— start QUOTED PASSAGE —

The Holders of Registrable Securities covered by a Shelf Registration
Statement who desire to do so may sell such Registrable Securities in an
Underwritten Offering. In any such Underwritten Offering, the investment banker
or investment bankers and manager or managers (the "Underwriters") that will
administer the offering will be selected by the Majority Holders of the
Registrable Securities included in such offering.
4. Participation of Broker-Dealers in Exchange Offer.
(a) The Staff of the SEC has taken the position that any broker-dealer that
receives Exchange Securities for its own account in the Exchange Offer in
exchange for Securities that were acquired by such broker-dealer as a result of
market-making or other trading activities (a "Participating Broker-Dealer"), may
be deemed to be an "underwriter" within the meaning of the 1933 Act and must
deliver a prospectus meeting the requirements of the 1933 Act in connection with
any resale of such Exchange Securities.
The Company and the Guarantors understand that it is the Staff's position
that if the Prospectus contained in the Exchange Offer Registration Statement
includes a plan of distribution containing a statement to the above effect and
the means by which Participating Broker-Dealers may resell the Exchange
Securities, without naming the Participating Broker-Dealers or specifying the
amount of Exchange Securities owned by them, such Prospectus may be delivered by
Participating Broker-Dealers to satisfy their prospectus delivery obligation
under the 1933 Act in connection with resales of Exchange Securities for their
own accounts, so long as the Prospectus otherwise meets the requirements of the
1933 Act.

— end QUOTED PASSAGE —
— start SUPPLIED ENTRIES —

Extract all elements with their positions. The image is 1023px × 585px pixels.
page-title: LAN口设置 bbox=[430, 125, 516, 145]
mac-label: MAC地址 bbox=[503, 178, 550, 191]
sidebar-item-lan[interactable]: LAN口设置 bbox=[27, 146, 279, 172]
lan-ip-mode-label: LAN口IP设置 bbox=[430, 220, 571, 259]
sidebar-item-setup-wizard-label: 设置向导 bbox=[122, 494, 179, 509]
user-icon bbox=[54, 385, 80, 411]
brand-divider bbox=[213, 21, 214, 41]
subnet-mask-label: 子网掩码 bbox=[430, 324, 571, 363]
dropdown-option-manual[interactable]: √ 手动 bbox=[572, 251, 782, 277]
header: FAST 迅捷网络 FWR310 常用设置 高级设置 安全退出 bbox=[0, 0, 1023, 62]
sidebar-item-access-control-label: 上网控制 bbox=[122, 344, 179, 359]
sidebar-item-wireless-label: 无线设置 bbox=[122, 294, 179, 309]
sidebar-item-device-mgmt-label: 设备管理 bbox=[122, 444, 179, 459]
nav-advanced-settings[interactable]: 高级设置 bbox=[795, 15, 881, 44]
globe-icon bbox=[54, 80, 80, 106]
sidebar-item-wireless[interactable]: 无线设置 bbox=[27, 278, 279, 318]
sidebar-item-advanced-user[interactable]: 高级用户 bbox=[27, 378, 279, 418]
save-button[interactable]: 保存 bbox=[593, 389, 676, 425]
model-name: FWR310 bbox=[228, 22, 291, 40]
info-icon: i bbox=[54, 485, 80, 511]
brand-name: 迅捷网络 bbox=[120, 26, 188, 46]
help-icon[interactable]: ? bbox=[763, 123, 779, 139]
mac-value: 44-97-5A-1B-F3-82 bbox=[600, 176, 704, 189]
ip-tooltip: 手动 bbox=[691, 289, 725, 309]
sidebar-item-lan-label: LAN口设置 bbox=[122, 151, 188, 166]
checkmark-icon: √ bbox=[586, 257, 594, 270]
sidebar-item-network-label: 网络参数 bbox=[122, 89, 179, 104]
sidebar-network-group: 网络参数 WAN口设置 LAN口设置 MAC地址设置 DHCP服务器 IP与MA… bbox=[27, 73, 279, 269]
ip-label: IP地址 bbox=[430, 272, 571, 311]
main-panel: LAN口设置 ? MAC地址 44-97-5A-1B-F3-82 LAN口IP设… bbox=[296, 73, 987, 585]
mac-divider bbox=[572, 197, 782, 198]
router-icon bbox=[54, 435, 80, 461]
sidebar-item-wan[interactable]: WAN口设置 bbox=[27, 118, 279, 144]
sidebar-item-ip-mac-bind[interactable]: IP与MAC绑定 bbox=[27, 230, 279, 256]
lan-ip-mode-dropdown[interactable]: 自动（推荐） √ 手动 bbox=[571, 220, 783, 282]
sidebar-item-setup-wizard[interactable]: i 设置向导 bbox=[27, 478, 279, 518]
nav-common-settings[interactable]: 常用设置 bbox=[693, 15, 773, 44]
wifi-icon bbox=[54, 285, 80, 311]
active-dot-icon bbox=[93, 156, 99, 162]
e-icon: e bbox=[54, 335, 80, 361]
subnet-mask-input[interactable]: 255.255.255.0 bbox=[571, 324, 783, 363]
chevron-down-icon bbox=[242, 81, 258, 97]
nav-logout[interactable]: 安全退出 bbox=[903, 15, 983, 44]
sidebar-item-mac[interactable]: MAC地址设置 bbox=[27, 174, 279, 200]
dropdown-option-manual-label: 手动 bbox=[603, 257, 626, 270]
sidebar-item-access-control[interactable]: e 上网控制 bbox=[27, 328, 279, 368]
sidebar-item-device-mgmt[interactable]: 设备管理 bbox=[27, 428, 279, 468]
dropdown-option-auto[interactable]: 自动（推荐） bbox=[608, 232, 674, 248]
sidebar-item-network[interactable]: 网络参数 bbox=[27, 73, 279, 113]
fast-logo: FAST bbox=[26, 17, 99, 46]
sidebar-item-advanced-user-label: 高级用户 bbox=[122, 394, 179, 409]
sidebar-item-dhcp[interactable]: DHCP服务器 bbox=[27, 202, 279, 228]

— end SUPPLIED ENTRIES —

SET EXERCISE:
Print the part of the registration rights text that opens with the words "4. Participation of" and closes with "such Exchange Securities.". The rows have nothing to do with the registration rights text.

ANSWER TO THE TASK:
4. Participation of Broker-Dealers in Exchange Offer.
(a) The Staff of the SEC has taken the position that any broker-dealer that
receives Exchange Securities for its own account in the Exchange Offer in
exchange for Securities that were acquired by such broker-dealer as a result of
market-making or other trading activities (a "Participating Broker-Dealer"), may
be deemed to be an "underwriter" within the meaning of the 1933 Act and must
deliver a prospectus meeting the requirements of the 1933 Act in connection with
any resale of such Exchange Securities.